— Start Excerpted data —
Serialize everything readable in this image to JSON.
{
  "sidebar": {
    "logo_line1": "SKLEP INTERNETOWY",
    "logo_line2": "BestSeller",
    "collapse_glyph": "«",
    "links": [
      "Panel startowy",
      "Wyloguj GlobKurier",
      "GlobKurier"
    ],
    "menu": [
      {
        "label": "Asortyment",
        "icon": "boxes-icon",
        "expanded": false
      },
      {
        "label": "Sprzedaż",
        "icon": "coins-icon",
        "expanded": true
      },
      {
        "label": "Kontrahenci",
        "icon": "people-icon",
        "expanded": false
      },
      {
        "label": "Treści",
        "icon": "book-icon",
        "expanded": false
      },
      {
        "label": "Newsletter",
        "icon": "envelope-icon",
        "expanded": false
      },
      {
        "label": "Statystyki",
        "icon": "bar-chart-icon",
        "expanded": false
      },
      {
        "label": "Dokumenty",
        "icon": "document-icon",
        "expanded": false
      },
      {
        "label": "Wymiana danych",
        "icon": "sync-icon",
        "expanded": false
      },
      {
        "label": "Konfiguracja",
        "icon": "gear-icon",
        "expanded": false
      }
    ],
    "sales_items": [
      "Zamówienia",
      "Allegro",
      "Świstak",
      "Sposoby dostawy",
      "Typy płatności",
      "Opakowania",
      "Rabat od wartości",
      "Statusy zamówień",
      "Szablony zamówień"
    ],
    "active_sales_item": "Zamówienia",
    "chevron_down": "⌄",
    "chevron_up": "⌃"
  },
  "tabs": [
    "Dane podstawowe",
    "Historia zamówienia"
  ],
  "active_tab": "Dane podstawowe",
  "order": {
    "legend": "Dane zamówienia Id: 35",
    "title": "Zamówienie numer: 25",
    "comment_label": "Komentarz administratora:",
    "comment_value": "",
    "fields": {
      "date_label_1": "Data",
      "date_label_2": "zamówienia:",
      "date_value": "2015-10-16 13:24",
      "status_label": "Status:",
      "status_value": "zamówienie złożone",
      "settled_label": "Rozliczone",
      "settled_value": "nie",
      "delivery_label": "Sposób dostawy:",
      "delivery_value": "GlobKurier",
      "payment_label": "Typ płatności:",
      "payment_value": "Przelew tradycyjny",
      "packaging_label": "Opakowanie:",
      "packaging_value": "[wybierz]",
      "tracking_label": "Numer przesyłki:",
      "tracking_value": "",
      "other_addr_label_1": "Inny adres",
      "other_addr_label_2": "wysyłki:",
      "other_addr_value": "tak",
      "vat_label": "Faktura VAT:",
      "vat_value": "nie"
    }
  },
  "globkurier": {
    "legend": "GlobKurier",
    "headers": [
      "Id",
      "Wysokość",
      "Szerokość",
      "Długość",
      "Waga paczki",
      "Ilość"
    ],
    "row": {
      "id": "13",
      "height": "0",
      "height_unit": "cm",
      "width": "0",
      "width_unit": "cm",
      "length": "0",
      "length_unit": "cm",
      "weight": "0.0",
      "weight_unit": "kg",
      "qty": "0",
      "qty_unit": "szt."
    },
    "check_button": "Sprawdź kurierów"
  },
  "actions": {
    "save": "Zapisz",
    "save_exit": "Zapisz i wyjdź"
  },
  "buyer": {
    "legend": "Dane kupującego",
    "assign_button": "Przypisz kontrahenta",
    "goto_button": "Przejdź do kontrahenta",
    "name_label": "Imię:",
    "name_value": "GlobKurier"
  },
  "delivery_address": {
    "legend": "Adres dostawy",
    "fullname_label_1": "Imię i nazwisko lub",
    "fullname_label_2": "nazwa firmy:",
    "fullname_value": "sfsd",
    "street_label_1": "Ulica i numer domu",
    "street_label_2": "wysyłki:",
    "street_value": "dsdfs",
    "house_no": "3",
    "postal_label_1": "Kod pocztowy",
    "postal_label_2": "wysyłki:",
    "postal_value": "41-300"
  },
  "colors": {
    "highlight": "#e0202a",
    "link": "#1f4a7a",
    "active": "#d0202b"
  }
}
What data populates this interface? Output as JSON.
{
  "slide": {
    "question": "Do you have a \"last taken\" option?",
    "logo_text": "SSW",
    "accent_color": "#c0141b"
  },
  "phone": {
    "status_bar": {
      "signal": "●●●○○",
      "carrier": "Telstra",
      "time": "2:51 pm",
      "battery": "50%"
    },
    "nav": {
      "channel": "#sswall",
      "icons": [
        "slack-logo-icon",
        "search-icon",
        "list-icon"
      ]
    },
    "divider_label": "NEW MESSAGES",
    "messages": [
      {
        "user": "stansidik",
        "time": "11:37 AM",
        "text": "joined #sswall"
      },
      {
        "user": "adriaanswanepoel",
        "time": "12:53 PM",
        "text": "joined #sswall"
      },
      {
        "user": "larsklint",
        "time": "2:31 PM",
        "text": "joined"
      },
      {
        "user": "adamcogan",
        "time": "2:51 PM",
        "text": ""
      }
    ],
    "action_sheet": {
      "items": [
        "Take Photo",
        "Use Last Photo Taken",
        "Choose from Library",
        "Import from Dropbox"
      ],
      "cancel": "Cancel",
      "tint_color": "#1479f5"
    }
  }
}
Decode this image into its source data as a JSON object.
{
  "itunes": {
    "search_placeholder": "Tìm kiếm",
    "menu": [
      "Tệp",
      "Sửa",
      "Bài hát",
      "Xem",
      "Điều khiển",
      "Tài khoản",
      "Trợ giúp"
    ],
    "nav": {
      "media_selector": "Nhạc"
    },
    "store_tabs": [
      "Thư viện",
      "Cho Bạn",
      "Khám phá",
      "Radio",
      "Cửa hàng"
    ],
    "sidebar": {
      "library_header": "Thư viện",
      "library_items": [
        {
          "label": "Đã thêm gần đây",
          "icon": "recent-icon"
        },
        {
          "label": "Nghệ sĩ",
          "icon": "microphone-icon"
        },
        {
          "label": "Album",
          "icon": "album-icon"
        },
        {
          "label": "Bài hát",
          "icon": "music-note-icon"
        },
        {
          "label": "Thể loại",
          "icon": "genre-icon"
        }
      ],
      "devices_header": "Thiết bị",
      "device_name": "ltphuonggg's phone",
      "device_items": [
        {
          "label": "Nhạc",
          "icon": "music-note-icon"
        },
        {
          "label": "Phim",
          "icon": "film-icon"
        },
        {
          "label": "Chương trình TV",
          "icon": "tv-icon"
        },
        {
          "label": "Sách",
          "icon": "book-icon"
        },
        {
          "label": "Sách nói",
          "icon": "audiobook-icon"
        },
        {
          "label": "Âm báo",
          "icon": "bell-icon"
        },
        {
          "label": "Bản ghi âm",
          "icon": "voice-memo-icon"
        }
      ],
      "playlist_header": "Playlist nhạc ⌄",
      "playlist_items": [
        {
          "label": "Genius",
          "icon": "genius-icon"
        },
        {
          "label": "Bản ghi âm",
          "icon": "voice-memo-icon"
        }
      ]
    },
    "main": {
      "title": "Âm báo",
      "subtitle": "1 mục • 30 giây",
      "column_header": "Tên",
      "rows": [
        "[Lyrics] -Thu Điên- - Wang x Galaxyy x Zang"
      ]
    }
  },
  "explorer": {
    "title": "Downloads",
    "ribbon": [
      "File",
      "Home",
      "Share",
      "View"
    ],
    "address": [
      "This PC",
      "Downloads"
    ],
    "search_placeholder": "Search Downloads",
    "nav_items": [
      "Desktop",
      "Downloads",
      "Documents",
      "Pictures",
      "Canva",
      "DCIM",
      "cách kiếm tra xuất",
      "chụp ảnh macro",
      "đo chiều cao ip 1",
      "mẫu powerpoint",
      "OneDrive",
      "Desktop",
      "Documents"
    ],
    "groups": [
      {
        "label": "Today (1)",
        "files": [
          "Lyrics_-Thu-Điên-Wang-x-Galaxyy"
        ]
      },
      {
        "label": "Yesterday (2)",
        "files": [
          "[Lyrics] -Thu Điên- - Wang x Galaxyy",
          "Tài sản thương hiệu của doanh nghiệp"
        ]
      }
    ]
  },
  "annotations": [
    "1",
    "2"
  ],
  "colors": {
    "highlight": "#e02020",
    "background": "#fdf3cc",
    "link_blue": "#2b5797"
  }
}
— End Excerpted data —
- _Stated goal_
Tally the lines of the records holding the word "kontrahenta", then state only the tally.

- _Final result_
2